---- SUPPLIED RECORDS

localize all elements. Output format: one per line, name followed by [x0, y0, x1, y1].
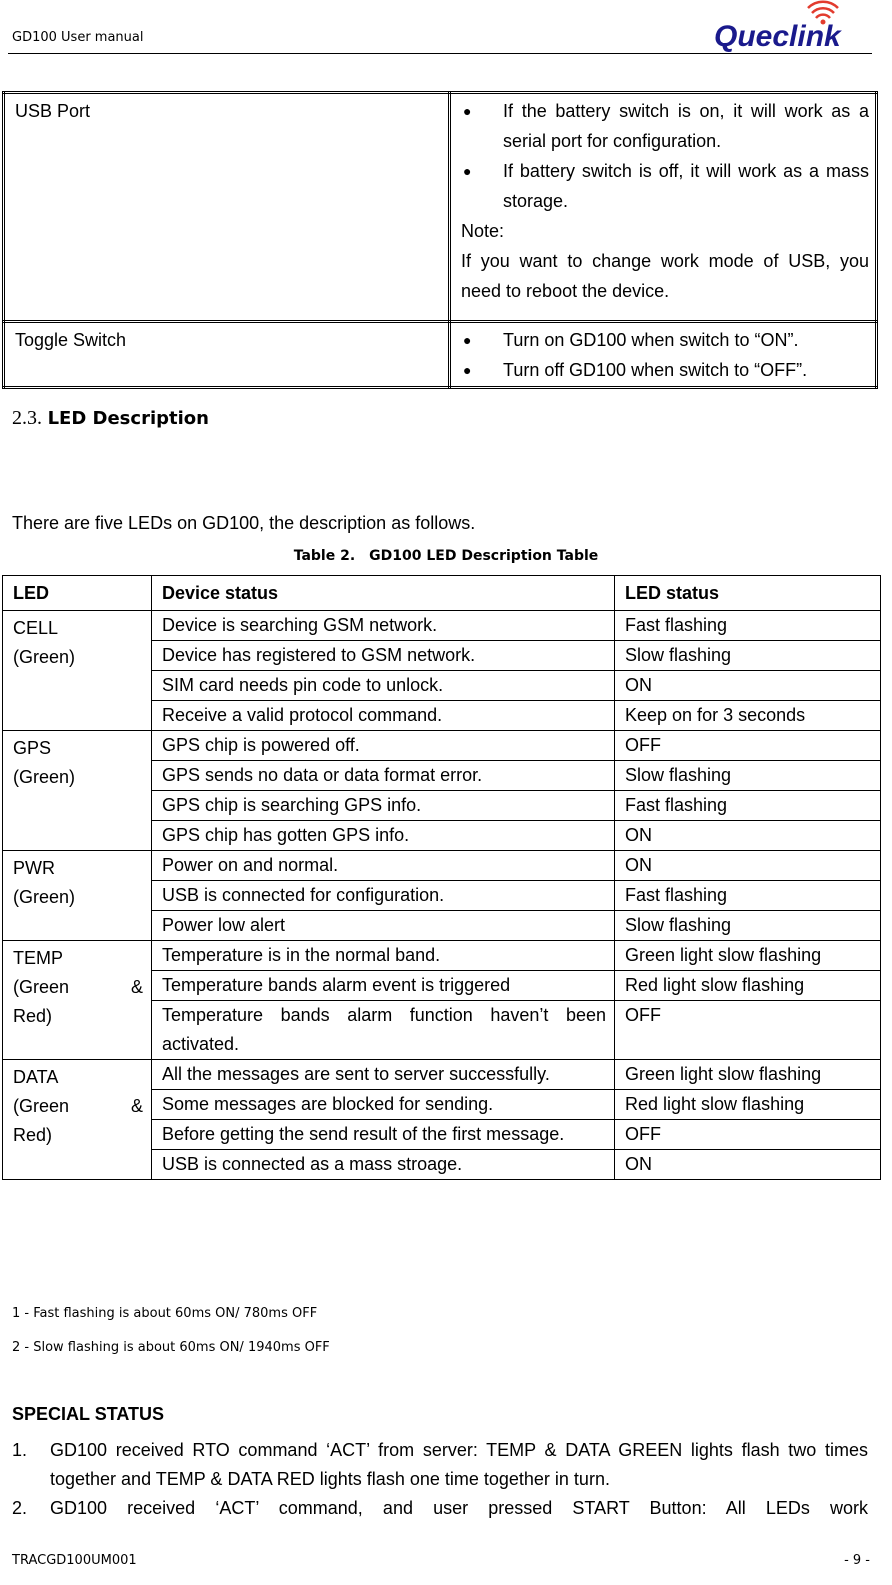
led-status: Fast flashing — [615, 881, 881, 911]
device-status: Some messages are blocked for sending. — [152, 1090, 615, 1120]
led-color-part: & — [130, 1096, 143, 1116]
led-color-part: (Green — [13, 1096, 70, 1116]
device-status: Device has registered to GSM network. — [152, 641, 615, 671]
table-row — [3, 851, 881, 881]
led-name-cell — [3, 611, 152, 731]
led-name: GPS — [13, 738, 52, 758]
device-status: Temperature bands alarm event is triggered — [152, 971, 615, 1001]
led-status: Slow flashing — [615, 911, 881, 941]
footnote: 2 - Slow flashing is about 60ms ON/ 1940ms OFF — [12, 1340, 330, 1355]
interface-table — [2, 91, 878, 389]
list-text: GD100 received ‘ACT’ command, and user pressed START Button: All LEDs work — [50, 1498, 868, 1518]
device-status: Device is searching GSM network. — [152, 611, 615, 641]
led-name: CELL — [13, 618, 59, 638]
led-name-cell — [3, 851, 152, 941]
list-item: ● If the battery switch is on, it will work as a serial port for configuration. — [461, 96, 869, 156]
section-heading — [12, 407, 209, 430]
device-status: Receive a valid protocol command. — [152, 701, 615, 731]
device-status: GPS chip has gotten GPS info. — [152, 821, 615, 851]
led-color: (Green) — [13, 767, 76, 787]
led-status: Slow flashing — [615, 641, 881, 671]
table-header-row — [3, 576, 881, 611]
device-status: Temperature is in the normal band. — [152, 941, 615, 971]
led-name: TEMP — [13, 948, 64, 968]
led-name-cell — [3, 1060, 152, 1180]
device-status: GPS chip is powered off. — [152, 731, 615, 761]
note-text: If you want to change work mode of USB, you need to reboot the device. — [461, 251, 869, 301]
led-status: ON — [615, 671, 881, 701]
led-color — [13, 973, 143, 1002]
bullet-icon: ● — [463, 332, 472, 348]
device-status: GPS chip is searching GPS info. — [152, 791, 615, 821]
interface-description — [450, 322, 877, 388]
device-status: All the messages are sent to server successfully. — [152, 1060, 615, 1090]
led-status: Fast flashing — [615, 611, 881, 641]
signal-icon — [808, 2, 838, 18]
footer-page-number: - 9 - — [844, 1553, 870, 1568]
special-status-list — [12, 1436, 868, 1523]
led-status: Fast flashing — [615, 791, 881, 821]
bullet-icon: ● — [463, 103, 472, 119]
footnote: 1 - Fast flashing is about 60ms ON/ 780ms OFF — [12, 1306, 318, 1321]
led-color-part: Red) — [13, 1125, 53, 1145]
column-header: LED — [3, 576, 152, 611]
device-status: SIM card needs pin code to unlock. — [152, 671, 615, 701]
led-status: ON — [615, 1150, 881, 1180]
logo-text: Queclink — [714, 20, 841, 52]
column-header: LED status — [615, 576, 881, 611]
device-status: Temperature bands alarm function haven’t been activated. — [152, 1001, 615, 1060]
queclink-logo — [712, 0, 862, 52]
table-row — [4, 93, 877, 322]
led-table — [2, 575, 881, 1180]
table-row — [3, 941, 881, 971]
device-status: GPS sends no data or data format error. — [152, 761, 615, 791]
header-rule — [8, 53, 872, 54]
device-status: Power on and normal. — [152, 851, 615, 881]
led-status: Red light slow flashing — [615, 971, 881, 1001]
led-color-part: (Green — [13, 977, 70, 997]
led-name-cell — [3, 731, 152, 851]
list-number: 1. — [12, 1440, 28, 1460]
intro-text: There are five LEDs on GD100, the description as follows. — [12, 513, 476, 533]
led-status: Green light slow flashing — [615, 941, 881, 971]
led-color — [13, 1092, 143, 1121]
led-status: ON — [615, 821, 881, 851]
led-name: DATA — [13, 1067, 59, 1087]
led-status: Keep on for 3 seconds — [615, 701, 881, 731]
led-status: Red light slow flashing — [615, 1090, 881, 1120]
table-row — [3, 731, 881, 761]
led-name-cell — [3, 941, 152, 1060]
list-item — [12, 1436, 868, 1494]
device-status: USB is connected as a mass stroage. — [152, 1150, 615, 1180]
interface-name: USB Port — [4, 93, 450, 322]
led-status: OFF — [615, 731, 881, 761]
table-row — [3, 611, 881, 641]
table-caption: Table 2. GD100 LED Description Table — [293, 548, 599, 564]
led-color: (Green) — [13, 887, 76, 907]
led-name: PWR — [13, 858, 55, 878]
device-status: USB is connected for configuration. — [152, 881, 615, 911]
list-item: ● Turn off GD100 when switch to “OFF”. — [461, 355, 869, 385]
led-status: Green light slow flashing — [615, 1060, 881, 1090]
list-item — [12, 1494, 868, 1523]
list-text: GD100 received RTO command ‘ACT’ from server: TEMP & DATA GREEN lights flash two times together and TEMP & DATA RED lights flash one time together in turn. — [50, 1440, 868, 1489]
led-status: ON — [615, 851, 881, 881]
special-status-heading: SPECIAL STATUS — [12, 1404, 165, 1424]
led-color: (Green) — [13, 647, 76, 667]
led-color-part: Red) — [13, 1006, 53, 1026]
list-item: ● If battery switch is off, it will work as a mass storage. — [461, 156, 869, 216]
header-doc-title: GD100 User manual — [12, 30, 144, 45]
interface-description — [450, 93, 877, 322]
led-status: Slow flashing — [615, 761, 881, 791]
note-label: Note: — [461, 221, 505, 241]
list-number: 2. — [12, 1498, 28, 1518]
led-status: OFF — [615, 1001, 881, 1060]
led-color-part: & — [130, 977, 143, 997]
device-status: Power low alert — [152, 911, 615, 941]
bullet-icon: ● — [463, 362, 472, 378]
column-header: Device status — [152, 576, 615, 611]
table-row — [3, 1060, 881, 1090]
interface-name: Toggle Switch — [4, 322, 450, 388]
section-number: 2.3. — [12, 407, 42, 429]
footer-doc-code: TRACGD100UM001 — [12, 1553, 137, 1568]
table-row — [4, 322, 877, 388]
led-status: OFF — [615, 1120, 881, 1150]
bullet-icon: ● — [463, 163, 472, 179]
list-item: ● Turn on GD100 when switch to “ON”. — [461, 325, 869, 355]
section-title: LED Description — [47, 408, 209, 429]
device-status: Before getting the send result of the first message. — [152, 1120, 615, 1150]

--------

■ WHAT YOU HAVE TO DO
Render every line of the entries above as a Markdown table with the columns "Row" and "Line," numbering the rows and skipping any blank lines. Leave the pictures out.

■ CORRECT RESPONSE
| Row | Line |
|---|---|
| 1 | localize all elements. Output format: one per line, name followed by [x0, y0, x1, y1]. |
| 2 | led-status: Fast flashing — [615, 881, 881, 911] |
| 3 | device-status: Some messages are blocked for sending. — [152, 1090, 615, 1120] |
| 4 | led-color-part: & — [130, 1096, 143, 1116] |
| 5 | led-color-part: (Green — [13, 1096, 70, 1116] |
| 6 | device-status: Device has registered to GSM network. — [152, 641, 615, 671] |
| 7 | table-row — [3, 851, 881, 881] |
| 8 | led-name-cell — [3, 611, 152, 731] |
| 9 | led-name: GPS — [13, 738, 52, 758] |
| 10 | device-status: Temperature bands alarm event is triggered — [152, 971, 615, 1001] |
| 11 | led-status: Slow flashing — [615, 911, 881, 941] |
| 12 | footnote: 2 - Slow flashing is about 60ms ON/ 1940ms OFF — [12, 1340, 330, 1355] |
| 13 | interface-table — [2, 91, 878, 389] |
| 14 | list-text: GD100 received ‘ACT’ command, and user pressed START Button: All LEDs work — [50, 1498, 868, 1518] |
| 15 | device-status: Device is searching GSM network. — [152, 611, 615, 641] |
| 16 | led-name: CELL — [13, 618, 59, 638] |
| 17 | led-name-cell — [3, 851, 152, 941] |
| 18 | list-item: ● If the battery switch is on, it will work as a serial port for configuration. — [461, 96, 869, 156] |
| 19 | section-heading — [12, 407, 209, 430] |
| 20 | device-status: Receive a valid protocol command. — [152, 701, 615, 731] |
| 21 | device-status: GPS chip has gotten GPS info. — [152, 821, 615, 851] |
| 22 | led-color: (Green) — [13, 767, 76, 787] |
| 23 | led-status: Slow flashing — [615, 641, 881, 671] |
| 24 | table-header-row — [3, 576, 881, 611] |
| 25 | device-status: Temperature is in the normal band. — [152, 941, 615, 971] |
| 26 | led-name: TEMP — [13, 948, 64, 968] |
| 27 | led-name-cell — [3, 1060, 152, 1180] |
| 28 | device-status: GPS chip is powered off. — [152, 731, 615, 761] |
| 29 | note-text: If you want to change work mode of USB, you need to reboot the device. — [461, 251, 869, 301] |
| 30 | led-status: ON — [615, 671, 881, 701] |
| 31 | led-color — [13, 973, 143, 1002] |
| 32 | bullet-icon: ● — [463, 332, 472, 348] |
| 33 | device-status: GPS chip is searching GPS info. — [152, 791, 615, 821] |
| 34 | interface-description — [450, 322, 877, 388] |
| 35 | device-status: All the messages are sent to server successfully. — [152, 1060, 615, 1090] |
| 36 | led-status: Fast flashing — [615, 611, 881, 641] |
| 37 | signal-icon — [808, 2, 838, 18] |
| 38 | footer-page-number: - 9 - — [844, 1553, 870, 1568] |
| 39 | special-status-list — [12, 1436, 868, 1523] |
| 40 | led-status: Fast flashing — [615, 791, 881, 821] |
| 41 | bullet-icon: ● — [463, 103, 472, 119] |
| 42 | footnote: 1 - Fast flashing is about 60ms ON/ 780ms OFF — [12, 1306, 318, 1321] |
| 43 | led-color-part: Red) — [13, 1125, 53, 1145] |
| 44 | column-header: LED — [3, 576, 152, 611] |
| 45 | device-status: SIM card needs pin code to unlock. — [152, 671, 615, 701] |
| 46 | led-status: ON — [615, 1150, 881, 1180] |
| 47 | logo-text: Queclink — [714, 20, 841, 52] |
| 48 | column-header: LED status — [615, 576, 881, 611] |
| 49 | device-status: Temperature bands alarm function haven’t been activated. — [152, 1001, 615, 1060] |
| 50 | queclink-logo — [712, 0, 862, 52] |
| 51 | table-row — [4, 93, 877, 322] |
| 52 | led-table — [2, 575, 881, 1180] |
| 53 | table-row — [3, 941, 881, 971] |
| 54 | device-status: GPS sends no data or data format error. — [152, 761, 615, 791] |
| 55 | header-rule — [8, 53, 872, 54] |
| 56 | device-status: Power on and normal. — [152, 851, 615, 881] |
| 57 | led-status: Red light slow flashing — [615, 971, 881, 1001] |
| 58 | led-color-part: (Green — [13, 977, 70, 997] |
| 59 | led-name-cell — [3, 731, 152, 851] |
| 60 | list-number: 1. — [12, 1440, 28, 1460] |
| 61 | intro-text: There are five LEDs on GD100, the description as follows. — [12, 513, 476, 533] |
| 62 | led-status: Green light slow flashing — [615, 941, 881, 971] |
| 63 | led-color — [13, 1092, 143, 1121] |
| 64 | led-status: ON — [615, 821, 881, 851] |
| 65 | led-name: DATA — [13, 1067, 59, 1087] |
| 66 | led-status: Keep on for 3 seconds — [615, 701, 881, 731] |
| 67 | led-status: Red light slow flashing — [615, 1090, 881, 1120] |
| 68 | table-row — [3, 731, 881, 761] |
| 69 | led-name-cell — [3, 941, 152, 1060] |
| 70 | list-item — [12, 1436, 868, 1494] |
| 71 | device-status: USB is connected as a mass stroage. — [152, 1150, 615, 1180] |
| 72 | interface-name: USB Port — [4, 93, 450, 322] |
| 73 | led-status: OFF — [615, 731, 881, 761] |
| 74 | table-row — [3, 611, 881, 641] |
| 75 | table-caption: Table 2. GD100 LED Description Table — [293, 548, 599, 564] |
| 76 | led-color: (Green) — [13, 887, 76, 907] |
| 77 | led-name: PWR — [13, 858, 55, 878] |
| 78 | device-status: USB is connected for configuration. — [152, 881, 615, 911] |
| 79 | list-item: ● Turn off GD100 when switch to “OFF”. — [461, 355, 869, 385] |
| 80 | led-status: Green light slow flashing — [615, 1060, 881, 1090] |
| 81 | list-item — [12, 1494, 868, 1523] |
| 82 | list-text: GD100 received RTO command ‘ACT’ from server: TEMP & DATA GREEN lights flash two times together and TEMP & DATA RED lights flash one time together in turn. — [50, 1440, 868, 1489] |
| 83 | led-status: ON — [615, 851, 881, 881] |
| 84 | special-status-heading: SPECIAL STATUS — [12, 1404, 165, 1424] |
| 85 | led-color: (Green) — [13, 647, 76, 667] |
| 86 | led-color-part: Red) — [13, 1006, 53, 1026] |
| 87 | list-item: ● If battery switch is off, it will work as a mass storage. — [461, 156, 869, 216] |
| 88 | header-doc-title: GD100 User manual — [12, 30, 144, 45] |
| 89 | interface-description — [450, 93, 877, 322] |
| 90 | led-status: Slow flashing — [615, 761, 881, 791] |
| 91 | note-label: Note: — [461, 221, 505, 241] |
| 92 | list-number: 2. — [12, 1498, 28, 1518] |
| 93 | led-status: OFF — [615, 1001, 881, 1060] |
| 94 | led-color-part: & — [130, 977, 143, 997] |
| 95 | device-status: Power low alert — [152, 911, 615, 941] |
| 96 | bullet-icon: ● — [463, 362, 472, 378] |
| 97 | column-header: Device status — [152, 576, 615, 611] |
| 98 | table-row — [3, 1060, 881, 1090] |
| 99 | interface-name: Toggle Switch — [4, 322, 450, 388] |
| 100 | section-number: 2.3. — [12, 407, 42, 429] |
| 101 | footer-doc-code: TRACGD100UM001 — [12, 1553, 137, 1568] |
| 102 | table-row — [4, 322, 877, 388] |
| 103 | led-status: OFF — [615, 1120, 881, 1150] |
| 104 | bullet-icon: ● — [463, 163, 472, 179] |
| 105 | list-item: ● Turn on GD100 when switch to “ON”. — [461, 325, 869, 355] |
| 106 | section-title: LED Description — [47, 408, 209, 429] |
| 107 | device-status: Before getting the send result of the first message. — [152, 1120, 615, 1150] |